• Written problem
Check every line of the entries for "JSON", and copy the lines that hold it.

• Data in this exercise
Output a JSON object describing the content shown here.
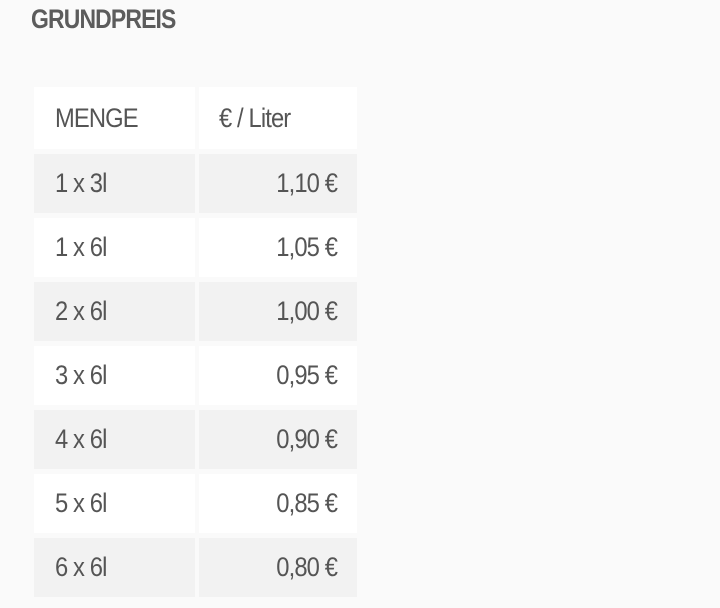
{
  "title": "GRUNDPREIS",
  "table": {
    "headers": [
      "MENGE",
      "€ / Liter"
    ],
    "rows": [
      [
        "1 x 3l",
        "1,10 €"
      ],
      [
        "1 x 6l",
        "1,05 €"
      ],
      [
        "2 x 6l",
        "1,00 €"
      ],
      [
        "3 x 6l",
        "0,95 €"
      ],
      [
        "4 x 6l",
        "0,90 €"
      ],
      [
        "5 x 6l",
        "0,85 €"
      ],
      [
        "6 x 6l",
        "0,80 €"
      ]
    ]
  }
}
...
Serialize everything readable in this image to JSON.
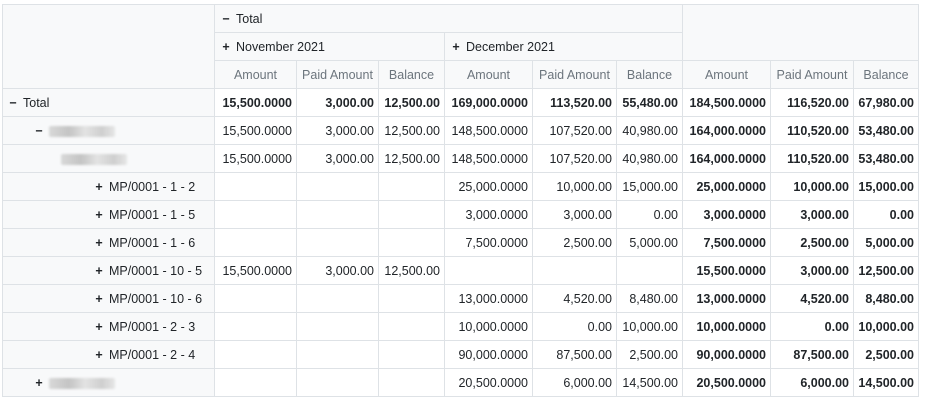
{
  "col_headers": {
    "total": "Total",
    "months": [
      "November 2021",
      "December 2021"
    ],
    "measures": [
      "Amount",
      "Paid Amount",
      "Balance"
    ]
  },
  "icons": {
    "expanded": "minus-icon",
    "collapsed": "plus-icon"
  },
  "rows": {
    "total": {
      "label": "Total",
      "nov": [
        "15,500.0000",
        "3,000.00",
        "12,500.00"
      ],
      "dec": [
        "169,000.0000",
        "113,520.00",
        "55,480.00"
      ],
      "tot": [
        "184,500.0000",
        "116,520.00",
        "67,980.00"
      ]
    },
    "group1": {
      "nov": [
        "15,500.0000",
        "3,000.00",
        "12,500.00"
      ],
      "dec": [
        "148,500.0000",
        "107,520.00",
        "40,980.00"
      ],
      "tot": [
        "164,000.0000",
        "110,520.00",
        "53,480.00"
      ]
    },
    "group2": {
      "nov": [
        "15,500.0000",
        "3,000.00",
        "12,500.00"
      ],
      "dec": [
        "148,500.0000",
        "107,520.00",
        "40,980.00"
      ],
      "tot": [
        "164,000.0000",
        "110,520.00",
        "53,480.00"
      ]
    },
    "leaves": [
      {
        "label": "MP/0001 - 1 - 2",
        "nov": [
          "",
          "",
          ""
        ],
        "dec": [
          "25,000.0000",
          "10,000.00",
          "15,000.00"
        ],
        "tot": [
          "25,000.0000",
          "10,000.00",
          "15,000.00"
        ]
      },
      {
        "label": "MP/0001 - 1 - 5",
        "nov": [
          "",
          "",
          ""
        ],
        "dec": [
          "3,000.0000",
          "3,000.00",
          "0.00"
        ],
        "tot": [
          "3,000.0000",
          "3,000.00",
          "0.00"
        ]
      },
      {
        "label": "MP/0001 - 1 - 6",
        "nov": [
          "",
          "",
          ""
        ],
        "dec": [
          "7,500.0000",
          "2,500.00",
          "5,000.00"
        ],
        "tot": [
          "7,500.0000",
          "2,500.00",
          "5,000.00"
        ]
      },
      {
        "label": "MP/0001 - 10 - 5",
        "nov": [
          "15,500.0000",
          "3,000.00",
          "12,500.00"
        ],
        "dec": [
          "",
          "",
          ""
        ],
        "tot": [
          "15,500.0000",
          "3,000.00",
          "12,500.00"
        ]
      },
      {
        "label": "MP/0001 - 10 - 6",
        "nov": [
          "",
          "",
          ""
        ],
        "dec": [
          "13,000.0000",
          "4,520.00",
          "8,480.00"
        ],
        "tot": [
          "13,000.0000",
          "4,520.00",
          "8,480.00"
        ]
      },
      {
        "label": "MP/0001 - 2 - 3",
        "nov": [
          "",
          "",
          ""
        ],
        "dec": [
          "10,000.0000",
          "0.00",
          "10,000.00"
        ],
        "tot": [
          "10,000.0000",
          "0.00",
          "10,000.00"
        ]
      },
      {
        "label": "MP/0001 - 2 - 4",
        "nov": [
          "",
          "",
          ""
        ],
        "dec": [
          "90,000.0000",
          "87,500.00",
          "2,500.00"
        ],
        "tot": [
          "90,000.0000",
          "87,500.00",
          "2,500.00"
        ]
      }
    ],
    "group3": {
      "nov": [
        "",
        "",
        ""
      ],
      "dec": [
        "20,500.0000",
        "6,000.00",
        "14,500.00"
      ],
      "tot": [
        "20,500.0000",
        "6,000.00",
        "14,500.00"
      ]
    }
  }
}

• Written answer
Output a JSON object describing the content shown here.
Serialize everything readable in this image to JSON.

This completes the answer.